-- START OF Recorded information --

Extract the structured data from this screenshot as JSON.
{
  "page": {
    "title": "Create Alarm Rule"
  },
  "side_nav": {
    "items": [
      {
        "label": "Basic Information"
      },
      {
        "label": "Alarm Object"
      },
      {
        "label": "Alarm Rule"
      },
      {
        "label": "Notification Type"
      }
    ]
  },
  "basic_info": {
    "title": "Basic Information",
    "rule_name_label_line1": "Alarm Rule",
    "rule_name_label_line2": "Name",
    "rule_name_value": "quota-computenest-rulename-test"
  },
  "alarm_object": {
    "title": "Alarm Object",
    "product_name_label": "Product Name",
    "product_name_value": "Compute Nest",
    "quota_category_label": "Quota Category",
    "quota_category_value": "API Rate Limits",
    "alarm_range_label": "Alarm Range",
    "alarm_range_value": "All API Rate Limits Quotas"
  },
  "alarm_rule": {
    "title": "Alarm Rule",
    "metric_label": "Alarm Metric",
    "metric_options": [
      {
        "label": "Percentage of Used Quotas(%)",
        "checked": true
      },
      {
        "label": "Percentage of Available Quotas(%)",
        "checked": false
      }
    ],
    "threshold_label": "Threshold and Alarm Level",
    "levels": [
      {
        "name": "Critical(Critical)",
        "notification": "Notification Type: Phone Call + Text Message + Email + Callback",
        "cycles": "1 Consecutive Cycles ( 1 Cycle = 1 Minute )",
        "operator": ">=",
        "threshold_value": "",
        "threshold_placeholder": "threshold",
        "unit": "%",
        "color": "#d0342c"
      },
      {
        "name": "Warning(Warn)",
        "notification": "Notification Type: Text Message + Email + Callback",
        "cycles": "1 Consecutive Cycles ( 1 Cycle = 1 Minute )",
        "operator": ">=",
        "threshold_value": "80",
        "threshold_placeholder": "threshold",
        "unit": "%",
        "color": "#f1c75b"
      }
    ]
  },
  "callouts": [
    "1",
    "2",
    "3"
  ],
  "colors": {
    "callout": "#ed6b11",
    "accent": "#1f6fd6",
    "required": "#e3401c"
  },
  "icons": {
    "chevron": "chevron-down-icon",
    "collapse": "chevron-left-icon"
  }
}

-- END OF Recorded information --

- _What is needed_: Report only how many lines of the listing hold the word "Rate".

- _Reply_: 2